§ Task requirements
Set down every record once more, exactly as given.

§ Extracted data
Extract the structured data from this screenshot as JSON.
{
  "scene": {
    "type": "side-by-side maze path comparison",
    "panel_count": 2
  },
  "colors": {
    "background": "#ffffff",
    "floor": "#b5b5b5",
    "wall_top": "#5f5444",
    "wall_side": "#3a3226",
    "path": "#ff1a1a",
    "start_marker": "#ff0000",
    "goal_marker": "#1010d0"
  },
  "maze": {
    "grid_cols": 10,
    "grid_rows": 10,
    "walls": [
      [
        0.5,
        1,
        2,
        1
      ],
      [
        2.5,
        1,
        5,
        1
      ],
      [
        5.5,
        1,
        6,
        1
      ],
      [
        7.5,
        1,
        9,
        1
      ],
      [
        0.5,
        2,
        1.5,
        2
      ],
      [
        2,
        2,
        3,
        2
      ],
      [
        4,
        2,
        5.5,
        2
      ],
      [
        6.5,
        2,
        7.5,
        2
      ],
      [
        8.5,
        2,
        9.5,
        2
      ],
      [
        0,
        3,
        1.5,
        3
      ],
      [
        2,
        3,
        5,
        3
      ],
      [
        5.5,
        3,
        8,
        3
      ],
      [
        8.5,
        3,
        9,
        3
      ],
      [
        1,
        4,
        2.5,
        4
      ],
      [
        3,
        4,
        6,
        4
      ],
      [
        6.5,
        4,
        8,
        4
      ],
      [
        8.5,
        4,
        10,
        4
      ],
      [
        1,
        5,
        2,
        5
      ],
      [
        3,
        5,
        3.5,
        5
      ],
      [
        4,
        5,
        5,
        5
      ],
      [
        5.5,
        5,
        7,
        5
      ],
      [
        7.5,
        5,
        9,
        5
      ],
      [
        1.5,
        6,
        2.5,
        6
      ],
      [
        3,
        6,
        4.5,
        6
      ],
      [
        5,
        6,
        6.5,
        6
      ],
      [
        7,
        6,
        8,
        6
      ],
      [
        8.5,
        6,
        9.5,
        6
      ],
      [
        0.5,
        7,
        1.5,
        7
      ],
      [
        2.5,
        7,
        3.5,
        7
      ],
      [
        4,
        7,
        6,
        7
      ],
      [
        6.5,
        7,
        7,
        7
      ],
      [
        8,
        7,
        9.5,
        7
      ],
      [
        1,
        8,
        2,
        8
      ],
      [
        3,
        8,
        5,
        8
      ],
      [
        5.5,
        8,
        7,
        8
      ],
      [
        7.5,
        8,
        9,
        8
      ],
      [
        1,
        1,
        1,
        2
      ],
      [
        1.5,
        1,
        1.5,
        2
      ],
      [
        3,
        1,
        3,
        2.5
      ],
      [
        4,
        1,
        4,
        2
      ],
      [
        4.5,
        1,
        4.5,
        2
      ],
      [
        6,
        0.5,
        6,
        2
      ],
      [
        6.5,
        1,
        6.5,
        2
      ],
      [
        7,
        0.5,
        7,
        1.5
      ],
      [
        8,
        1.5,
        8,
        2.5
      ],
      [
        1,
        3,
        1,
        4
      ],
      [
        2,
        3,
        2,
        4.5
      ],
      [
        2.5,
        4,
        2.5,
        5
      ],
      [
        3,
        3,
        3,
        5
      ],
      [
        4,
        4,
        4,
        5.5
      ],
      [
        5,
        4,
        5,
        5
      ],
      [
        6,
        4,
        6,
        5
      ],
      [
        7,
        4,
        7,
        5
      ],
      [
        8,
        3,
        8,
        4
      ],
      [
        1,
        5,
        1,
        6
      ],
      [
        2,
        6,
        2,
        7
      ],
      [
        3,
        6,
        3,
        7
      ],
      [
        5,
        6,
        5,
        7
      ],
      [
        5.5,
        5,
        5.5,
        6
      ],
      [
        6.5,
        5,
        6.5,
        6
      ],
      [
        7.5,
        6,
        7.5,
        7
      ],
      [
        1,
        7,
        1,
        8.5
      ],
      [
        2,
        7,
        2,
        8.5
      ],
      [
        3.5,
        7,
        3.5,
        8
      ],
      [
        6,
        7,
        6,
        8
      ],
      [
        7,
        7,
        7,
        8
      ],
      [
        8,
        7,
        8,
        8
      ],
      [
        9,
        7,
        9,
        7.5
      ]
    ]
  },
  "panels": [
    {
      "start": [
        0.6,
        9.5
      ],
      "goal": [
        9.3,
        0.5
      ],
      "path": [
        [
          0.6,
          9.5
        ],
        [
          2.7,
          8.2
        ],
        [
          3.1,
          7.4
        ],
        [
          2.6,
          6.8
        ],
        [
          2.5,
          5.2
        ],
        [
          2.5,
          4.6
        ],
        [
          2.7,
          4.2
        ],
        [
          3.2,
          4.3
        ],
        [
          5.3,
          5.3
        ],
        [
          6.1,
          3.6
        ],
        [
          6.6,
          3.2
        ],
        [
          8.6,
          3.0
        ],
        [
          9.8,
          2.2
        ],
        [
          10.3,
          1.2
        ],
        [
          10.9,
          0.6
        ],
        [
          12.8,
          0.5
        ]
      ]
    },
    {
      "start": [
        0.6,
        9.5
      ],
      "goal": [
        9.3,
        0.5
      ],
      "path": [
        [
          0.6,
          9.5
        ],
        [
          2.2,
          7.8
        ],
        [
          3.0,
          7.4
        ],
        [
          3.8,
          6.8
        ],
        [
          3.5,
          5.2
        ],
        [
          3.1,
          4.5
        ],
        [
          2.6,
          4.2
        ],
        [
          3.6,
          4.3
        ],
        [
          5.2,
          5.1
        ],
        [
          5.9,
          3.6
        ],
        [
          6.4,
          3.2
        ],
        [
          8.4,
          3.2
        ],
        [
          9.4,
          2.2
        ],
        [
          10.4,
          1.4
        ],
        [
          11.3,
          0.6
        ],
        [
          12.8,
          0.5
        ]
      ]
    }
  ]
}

§ Solution
Extract the structured data from this screenshot as JSON.
{
  "scene": {
    "type": "side-by-side maze path comparison",
    "panel_count": 2
  },
  "colors": {
    "background": "#ffffff",
    "floor": "#b5b5b5",
    "wall_top": "#5f5444",
    "wall_side": "#3a3226",
    "path": "#ff1a1a",
    "start_marker": "#ff0000",
    "goal_marker": "#1010d0"
  },
  "maze": {
    "grid_cols": 10,
    "grid_rows": 10,
    "walls": [
      [
        0.5,
        1,
        2,
        1
      ],
      [
        2.5,
        1,
        5,
        1
      ],
      [
        5.5,
        1,
        6,
        1
      ],
      [
        7.5,
        1,
        9,
        1
      ],
      [
        0.5,
        2,
        1.5,
        2
      ],
      [
        2,
        2,
        3,
        2
      ],
      [
        4,
        2,
        5.5,
        2
      ],
      [
        6.5,
        2,
        7.5,
        2
      ],
      [
        8.5,
        2,
        9.5,
        2
      ],
      [
        0,
        3,
        1.5,
        3
      ],
      [
        2,
        3,
        5,
        3
      ],
      [
        5.5,
        3,
        8,
        3
      ],
      [
        8.5,
        3,
        9,
        3
      ],
      [
        1,
        4,
        2.5,
        4
      ],
      [
        3,
        4,
        6,
        4
      ],
      [
        6.5,
        4,
        8,
        4
      ],
      [
        8.5,
        4,
        10,
        4
      ],
      [
        1,
        5,
        2,
        5
      ],
      [
        3,
        5,
        3.5,
        5
      ],
      [
        4,
        5,
        5,
        5
      ],
      [
        5.5,
        5,
        7,
        5
      ],
      [
        7.5,
        5,
        9,
        5
      ],
      [
        1.5,
        6,
        2.5,
        6
      ],
      [
        3,
        6,
        4.5,
        6
      ],
      [
        5,
        6,
        6.5,
        6
      ],
      [
        7,
        6,
        8,
        6
      ],
      [
        8.5,
        6,
        9.5,
        6
      ],
      [
        0.5,
        7,
        1.5,
        7
      ],
      [
        2.5,
        7,
        3.5,
        7
      ],
      [
        4,
        7,
        6,
        7
      ],
      [
        6.5,
        7,
        7,
        7
      ],
      [
        8,
        7,
        9.5,
        7
      ],
      [
        1,
        8,
        2,
        8
      ],
      [
        3,
        8,
        5,
        8
      ],
      [
        5.5,
        8,
        7,
        8
      ],
      [
        7.5,
        8,
        9,
        8
      ],
      [
        1,
        1,
        1,
        2
      ],
      [
        1.5,
        1,
        1.5,
        2
      ],
      [
        3,
        1,
        3,
        2.5
      ],
      [
        4,
        1,
        4,
        2
      ],
      [
        4.5,
        1,
        4.5,
        2
      ],
      [
        6,
        0.5,
        6,
        2
      ],
      [
        6.5,
        1,
        6.5,
        2
      ],
      [
        7,
        0.5,
        7,
        1.5
      ],
      [
        8,
        1.5,
        8,
        2.5
      ],
      [
        1,
        3,
        1,
        4
      ],
      [
        2,
        3,
        2,
        4.5
      ],
      [
        2.5,
        4,
        2.5,
        5
      ],
      [
        3,
        3,
        3,
        5
      ],
      [
        4,
        4,
        4,
        5.5
      ],
      [
        5,
        4,
        5,
        5
      ],
      [
        6,
        4,
        6,
        5
      ],
      [
        7,
        4,
        7,
        5
      ],
      [
        8,
        3,
        8,
        4
      ],
      [
        1,
        5,
        1,
        6
      ],
      [
        2,
        6,
        2,
        7
      ],
      [
        3,
        6,
        3,
        7
      ],
      [
        5,
        6,
        5,
        7
      ],
      [
        5.5,
        5,
        5.5,
        6
      ],
      [
        6.5,
        5,
        6.5,
        6
      ],
      [
        7.5,
        6,
        7.5,
        7
      ],
      [
        1,
        7,
        1,
        8.5
      ],
      [
        2,
        7,
        2,
        8.5
      ],
      [
        3.5,
        7,
        3.5,
        8
      ],
      [
        6,
        7,
        6,
        8
      ],
      [
        7,
        7,
        7,
        8
      ],
      [
        8,
        7,
        8,
        8
      ],
      [
        9,
        7,
        9,
        7.5
      ]
    ]
  },
  "panels": [
    {
      "start": [
        0.6,
        9.5
      ],
      "goal": [
        9.3,
        0.5
      ],
      "path": [
        [
          0.6,
          9.5
        ],
        [
          2.7,
          8.2
        ],
        [
          3.1,
          7.4
        ],
        [
          2.6,
          6.8
        ],
        [
          2.5,
          5.2
        ],
        [
          2.5,
          4.6
        ],
        [
          2.7,
          4.2
        ],
        [
          3.2,
          4.3
        ],
        [
          5.3,
          5.3
        ],
        [
          6.1,
          3.6
        ],
        [
          6.6,
          3.2
        ],
        [
          8.6,
          3.0
        ],
        [
          9.8,
          2.2
        ],
        [
          10.3,
          1.2
        ],
        [
          10.9,
          0.6
        ],
        [
          12.8,
          0.5
        ]
      ]
    },
    {
      "start": [
        0.6,
        9.5
      ],
      "goal": [
        9.3,
        0.5
      ],
      "path": [
        [
          0.6,
          9.5
        ],
        [
          2.2,
          7.8
        ],
        [
          3.0,
          7.4
        ],
        [
          3.8,
          6.8
        ],
        [
          3.5,
          5.2
        ],
        [
          3.1,
          4.5
        ],
        [
          2.6,
          4.2
        ],
        [
          3.6,
          4.3
        ],
        [
          5.2,
          5.1
        ],
        [
          5.9,
          3.6
        ],
        [
          6.4,
          3.2
        ],
        [
          8.4,
          3.2
        ],
        [
          9.4,
          2.2
        ],
        [
          10.4,
          1.4
        ],
        [
          11.3,
          0.6
        ],
        [
          12.8,
          0.5
        ]
      ]
    }
  ]
}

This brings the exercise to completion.